___ RECORDS FOR PROCESSING ___
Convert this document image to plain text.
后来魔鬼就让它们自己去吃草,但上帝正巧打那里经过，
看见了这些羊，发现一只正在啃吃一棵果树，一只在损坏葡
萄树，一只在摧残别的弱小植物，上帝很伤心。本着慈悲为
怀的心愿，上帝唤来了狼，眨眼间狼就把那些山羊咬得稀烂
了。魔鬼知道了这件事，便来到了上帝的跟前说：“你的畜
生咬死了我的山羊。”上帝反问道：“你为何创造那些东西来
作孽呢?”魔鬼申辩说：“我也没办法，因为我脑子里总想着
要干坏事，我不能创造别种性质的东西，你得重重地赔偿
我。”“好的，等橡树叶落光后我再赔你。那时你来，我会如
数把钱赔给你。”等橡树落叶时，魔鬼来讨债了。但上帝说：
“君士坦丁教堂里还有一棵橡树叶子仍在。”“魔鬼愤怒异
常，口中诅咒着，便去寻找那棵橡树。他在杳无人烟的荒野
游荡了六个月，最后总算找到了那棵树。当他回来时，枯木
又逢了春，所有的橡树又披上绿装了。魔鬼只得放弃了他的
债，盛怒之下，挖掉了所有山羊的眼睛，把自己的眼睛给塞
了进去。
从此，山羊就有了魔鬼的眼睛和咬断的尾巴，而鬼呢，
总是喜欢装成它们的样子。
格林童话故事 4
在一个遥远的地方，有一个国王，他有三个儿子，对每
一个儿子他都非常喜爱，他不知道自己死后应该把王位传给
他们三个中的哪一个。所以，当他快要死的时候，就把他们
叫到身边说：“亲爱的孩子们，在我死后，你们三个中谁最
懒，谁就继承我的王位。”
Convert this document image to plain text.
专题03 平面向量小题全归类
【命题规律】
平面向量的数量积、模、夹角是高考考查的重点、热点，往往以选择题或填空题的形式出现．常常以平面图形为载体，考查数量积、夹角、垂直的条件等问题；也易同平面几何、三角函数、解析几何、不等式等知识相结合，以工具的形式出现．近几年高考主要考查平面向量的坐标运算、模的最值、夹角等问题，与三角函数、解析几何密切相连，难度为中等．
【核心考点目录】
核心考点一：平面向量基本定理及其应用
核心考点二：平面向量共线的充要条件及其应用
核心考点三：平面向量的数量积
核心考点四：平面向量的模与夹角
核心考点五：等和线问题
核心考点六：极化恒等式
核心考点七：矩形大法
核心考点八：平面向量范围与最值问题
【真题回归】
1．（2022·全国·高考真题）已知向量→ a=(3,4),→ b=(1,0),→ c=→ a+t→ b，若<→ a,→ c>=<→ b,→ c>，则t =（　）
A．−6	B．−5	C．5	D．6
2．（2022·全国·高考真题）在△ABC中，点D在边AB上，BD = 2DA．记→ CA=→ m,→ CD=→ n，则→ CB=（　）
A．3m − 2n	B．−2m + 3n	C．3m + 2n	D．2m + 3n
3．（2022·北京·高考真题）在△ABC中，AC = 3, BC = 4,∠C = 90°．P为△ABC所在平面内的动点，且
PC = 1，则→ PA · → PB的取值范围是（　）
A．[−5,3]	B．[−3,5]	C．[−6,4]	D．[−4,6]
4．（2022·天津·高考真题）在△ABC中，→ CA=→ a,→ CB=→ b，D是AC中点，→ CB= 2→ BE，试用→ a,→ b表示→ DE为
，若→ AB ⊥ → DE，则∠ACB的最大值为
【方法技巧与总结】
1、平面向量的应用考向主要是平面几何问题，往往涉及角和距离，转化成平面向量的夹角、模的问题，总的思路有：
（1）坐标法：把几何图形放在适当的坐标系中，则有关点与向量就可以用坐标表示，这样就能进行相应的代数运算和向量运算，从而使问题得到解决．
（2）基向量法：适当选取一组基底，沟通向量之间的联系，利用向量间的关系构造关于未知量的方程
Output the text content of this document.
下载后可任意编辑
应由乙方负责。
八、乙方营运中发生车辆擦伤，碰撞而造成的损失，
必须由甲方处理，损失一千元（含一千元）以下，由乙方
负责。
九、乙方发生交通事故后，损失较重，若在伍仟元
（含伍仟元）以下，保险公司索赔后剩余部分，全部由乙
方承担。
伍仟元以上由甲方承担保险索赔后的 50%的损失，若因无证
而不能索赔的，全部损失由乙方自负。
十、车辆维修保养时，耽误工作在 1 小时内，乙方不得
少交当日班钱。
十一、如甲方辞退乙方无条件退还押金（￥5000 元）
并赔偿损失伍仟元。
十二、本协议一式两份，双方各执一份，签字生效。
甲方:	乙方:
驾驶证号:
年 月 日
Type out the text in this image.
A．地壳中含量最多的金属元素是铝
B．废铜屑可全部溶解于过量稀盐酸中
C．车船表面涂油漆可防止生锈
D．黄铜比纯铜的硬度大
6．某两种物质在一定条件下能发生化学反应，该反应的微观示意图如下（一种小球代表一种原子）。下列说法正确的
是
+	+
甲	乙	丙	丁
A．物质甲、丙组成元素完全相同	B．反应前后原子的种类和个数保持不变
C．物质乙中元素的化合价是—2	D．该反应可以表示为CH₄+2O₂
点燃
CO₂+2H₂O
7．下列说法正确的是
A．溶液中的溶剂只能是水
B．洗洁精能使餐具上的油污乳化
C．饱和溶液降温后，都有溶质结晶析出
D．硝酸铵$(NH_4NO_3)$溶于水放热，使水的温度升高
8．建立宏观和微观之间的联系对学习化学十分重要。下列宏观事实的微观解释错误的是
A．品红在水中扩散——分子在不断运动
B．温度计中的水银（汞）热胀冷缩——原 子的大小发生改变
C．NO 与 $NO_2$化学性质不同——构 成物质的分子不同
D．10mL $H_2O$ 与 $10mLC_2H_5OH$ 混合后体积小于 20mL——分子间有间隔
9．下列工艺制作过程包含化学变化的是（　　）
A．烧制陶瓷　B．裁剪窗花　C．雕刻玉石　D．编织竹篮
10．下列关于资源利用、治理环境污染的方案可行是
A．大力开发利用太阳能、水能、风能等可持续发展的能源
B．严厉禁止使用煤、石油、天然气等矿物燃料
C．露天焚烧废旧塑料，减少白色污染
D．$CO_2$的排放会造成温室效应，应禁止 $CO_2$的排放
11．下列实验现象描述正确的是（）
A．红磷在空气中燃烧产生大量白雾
___
→ **STATED GOAL**
Reproduce the complete set of lines precisely as supplied.

→ **COMPLETE RESPONSE**
Convert this document image to plain text.
后来魔鬼就让它们自己去吃草,但上帝正巧打那里经过，
看见了这些羊，发现一只正在啃吃一棵果树，一只在损坏葡
萄树，一只在摧残别的弱小植物，上帝很伤心。本着慈悲为
怀的心愿，上帝唤来了狼，眨眼间狼就把那些山羊咬得稀烂
了。魔鬼知道了这件事，便来到了上帝的跟前说：“你的畜
生咬死了我的山羊。”上帝反问道：“你为何创造那些东西来
作孽呢?”魔鬼申辩说：“我也没办法，因为我脑子里总想着
要干坏事，我不能创造别种性质的东西，你得重重地赔偿
我。”“好的，等橡树叶落光后我再赔你。那时你来，我会如
数把钱赔给你。”等橡树落叶时，魔鬼来讨债了。但上帝说：
“君士坦丁教堂里还有一棵橡树叶子仍在。”“魔鬼愤怒异
常，口中诅咒着，便去寻找那棵橡树。他在杳无人烟的荒野
游荡了六个月，最后总算找到了那棵树。当他回来时，枯木
又逢了春，所有的橡树又披上绿装了。魔鬼只得放弃了他的
债，盛怒之下，挖掉了所有山羊的眼睛，把自己的眼睛给塞
了进去。
从此，山羊就有了魔鬼的眼睛和咬断的尾巴，而鬼呢，
总是喜欢装成它们的样子。
格林童话故事 4
在一个遥远的地方，有一个国王，他有三个儿子，对每
一个儿子他都非常喜爱，他不知道自己死后应该把王位传给
他们三个中的哪一个。所以，当他快要死的时候，就把他们
叫到身边说：“亲爱的孩子们，在我死后，你们三个中谁最
懒，谁就继承我的王位。”
Convert this document image to plain text.
专题03 平面向量小题全归类
【命题规律】
平面向量的数量积、模、夹角是高考考查的重点、热点，往往以选择题或填空题的形式出现．常常以平面图形为载体，考查数量积、夹角、垂直的条件等问题；也易同平面几何、三角函数、解析几何、不等式等知识相结合，以工具的形式出现．近几年高考主要考查平面向量的坐标运算、模的最值、夹角等问题，与三角函数、解析几何密切相连，难度为中等．
【核心考点目录】
核心考点一：平面向量基本定理及其应用
核心考点二：平面向量共线的充要条件及其应用
核心考点三：平面向量的数量积
核心考点四：平面向量的模与夹角
核心考点五：等和线问题
核心考点六：极化恒等式
核心考点七：矩形大法
核心考点八：平面向量范围与最值问题
【真题回归】
1．（2022·全国·高考真题）已知向量→ a=(3,4),→ b=(1,0),→ c=→ a+t→ b，若<→ a,→ c>=<→ b,→ c>，则t =（　）
A．−6	B．−5	C．5	D．6
2．（2022·全国·高考真题）在△ABC中，点D在边AB上，BD = 2DA．记→ CA=→ m,→ CD=→ n，则→ CB=（　）
A．3m − 2n	B．−2m + 3n	C．3m + 2n	D．2m + 3n
3．（2022·北京·高考真题）在△ABC中，AC = 3, BC = 4,∠C = 90°．P为△ABC所在平面内的动点，且
PC = 1，则→ PA · → PB的取值范围是（　）
A．[−5,3]	B．[−3,5]	C．[−6,4]	D．[−4,6]
4．（2022·天津·高考真题）在△ABC中，→ CA=→ a,→ CB=→ b，D是AC中点，→ CB= 2→ BE，试用→ a,→ b表示→ DE为
，若→ AB ⊥ → DE，则∠ACB的最大值为
【方法技巧与总结】
1、平面向量的应用考向主要是平面几何问题，往往涉及角和距离，转化成平面向量的夹角、模的问题，总的思路有：
（1）坐标法：把几何图形放在适当的坐标系中，则有关点与向量就可以用坐标表示，这样就能进行相应的代数运算和向量运算，从而使问题得到解决．
（2）基向量法：适当选取一组基底，沟通向量之间的联系，利用向量间的关系构造关于未知量的方程
Output the text content of this document.
下载后可任意编辑
应由乙方负责。
八、乙方营运中发生车辆擦伤，碰撞而造成的损失，
必须由甲方处理，损失一千元（含一千元）以下，由乙方
负责。
九、乙方发生交通事故后，损失较重，若在伍仟元
（含伍仟元）以下，保险公司索赔后剩余部分，全部由乙
方承担。
伍仟元以上由甲方承担保险索赔后的 50%的损失，若因无证
而不能索赔的，全部损失由乙方自负。
十、车辆维修保养时，耽误工作在 1 小时内，乙方不得
少交当日班钱。
十一、如甲方辞退乙方无条件退还押金（￥5000 元）
并赔偿损失伍仟元。
十二、本协议一式两份，双方各执一份，签字生效。
甲方:	乙方:
驾驶证号:
年 月 日
Type out the text in this image.
A．地壳中含量最多的金属元素是铝
B．废铜屑可全部溶解于过量稀盐酸中
C．车船表面涂油漆可防止生锈
D．黄铜比纯铜的硬度大
6．某两种物质在一定条件下能发生化学反应，该反应的微观示意图如下（一种小球代表一种原子）。下列说法正确的
是
+	+
甲	乙	丙	丁
A．物质甲、丙组成元素完全相同	B．反应前后原子的种类和个数保持不变
C．物质乙中元素的化合价是—2	D．该反应可以表示为CH₄+2O₂
点燃
CO₂+2H₂O
7．下列说法正确的是
A．溶液中的溶剂只能是水
B．洗洁精能使餐具上的油污乳化
C．饱和溶液降温后，都有溶质结晶析出
D．硝酸铵$(NH_4NO_3)$溶于水放热，使水的温度升高
8．建立宏观和微观之间的联系对学习化学十分重要。下列宏观事实的微观解释错误的是
A．品红在水中扩散——分子在不断运动
B．温度计中的水银（汞）热胀冷缩——原 子的大小发生改变
C．NO 与 $NO_2$化学性质不同——构 成物质的分子不同
D．10mL $H_2O$ 与 $10mLC_2H_5OH$ 混合后体积小于 20mL——分子间有间隔
9．下列工艺制作过程包含化学变化的是（　　）
A．烧制陶瓷　B．裁剪窗花　C．雕刻玉石　D．编织竹篮
10．下列关于资源利用、治理环境污染的方案可行是
A．大力开发利用太阳能、水能、风能等可持续发展的能源
B．严厉禁止使用煤、石油、天然气等矿物燃料
C．露天焚烧废旧塑料，减少白色污染
D．$CO_2$的排放会造成温室效应，应禁止 $CO_2$的排放
11．下列实验现象描述正确的是（）
A．红磷在空气中燃烧产生大量白雾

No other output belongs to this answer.